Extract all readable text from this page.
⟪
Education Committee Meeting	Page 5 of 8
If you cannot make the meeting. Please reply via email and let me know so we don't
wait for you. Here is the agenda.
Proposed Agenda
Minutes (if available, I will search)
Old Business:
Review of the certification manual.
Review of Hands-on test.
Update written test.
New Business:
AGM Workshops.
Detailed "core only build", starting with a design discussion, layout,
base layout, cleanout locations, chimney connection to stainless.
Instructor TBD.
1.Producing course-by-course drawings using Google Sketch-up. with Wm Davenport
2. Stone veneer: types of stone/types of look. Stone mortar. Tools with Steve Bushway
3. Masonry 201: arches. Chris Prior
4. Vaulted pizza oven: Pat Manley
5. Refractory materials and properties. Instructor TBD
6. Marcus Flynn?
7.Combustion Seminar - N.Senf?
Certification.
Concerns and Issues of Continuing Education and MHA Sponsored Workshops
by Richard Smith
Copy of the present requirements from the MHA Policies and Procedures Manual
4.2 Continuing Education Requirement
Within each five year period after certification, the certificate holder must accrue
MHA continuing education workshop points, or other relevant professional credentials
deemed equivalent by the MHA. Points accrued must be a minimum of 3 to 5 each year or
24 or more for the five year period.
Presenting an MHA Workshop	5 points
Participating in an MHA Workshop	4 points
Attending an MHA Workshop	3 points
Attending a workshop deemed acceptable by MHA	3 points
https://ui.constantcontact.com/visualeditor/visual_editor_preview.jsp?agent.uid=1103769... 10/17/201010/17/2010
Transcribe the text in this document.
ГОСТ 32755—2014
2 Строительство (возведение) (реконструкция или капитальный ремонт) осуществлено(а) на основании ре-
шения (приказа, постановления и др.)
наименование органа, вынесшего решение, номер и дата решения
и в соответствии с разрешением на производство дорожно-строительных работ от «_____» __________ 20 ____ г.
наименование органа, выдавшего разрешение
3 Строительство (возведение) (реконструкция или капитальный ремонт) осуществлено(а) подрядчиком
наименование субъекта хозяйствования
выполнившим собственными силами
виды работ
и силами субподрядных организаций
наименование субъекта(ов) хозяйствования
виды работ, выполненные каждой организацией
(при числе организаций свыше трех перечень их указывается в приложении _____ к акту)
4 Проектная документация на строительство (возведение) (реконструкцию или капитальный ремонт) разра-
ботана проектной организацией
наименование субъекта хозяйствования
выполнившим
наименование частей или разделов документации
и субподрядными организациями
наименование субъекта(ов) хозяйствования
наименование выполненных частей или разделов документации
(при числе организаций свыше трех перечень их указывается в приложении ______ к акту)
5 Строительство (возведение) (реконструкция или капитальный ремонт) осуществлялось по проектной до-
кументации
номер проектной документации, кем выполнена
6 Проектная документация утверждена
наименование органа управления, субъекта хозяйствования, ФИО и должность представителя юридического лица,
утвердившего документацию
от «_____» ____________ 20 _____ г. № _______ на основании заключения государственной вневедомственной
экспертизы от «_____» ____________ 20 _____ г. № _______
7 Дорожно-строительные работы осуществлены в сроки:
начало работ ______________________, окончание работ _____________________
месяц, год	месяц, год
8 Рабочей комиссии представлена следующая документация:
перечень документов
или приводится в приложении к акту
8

» **TASK DIRECTIONS**
Wherever "period" shows up in a line, copy that line.

» **THE RESPONSE**
Within each five year period after certification, the certificate holder must accrue
24 or more for the five year period.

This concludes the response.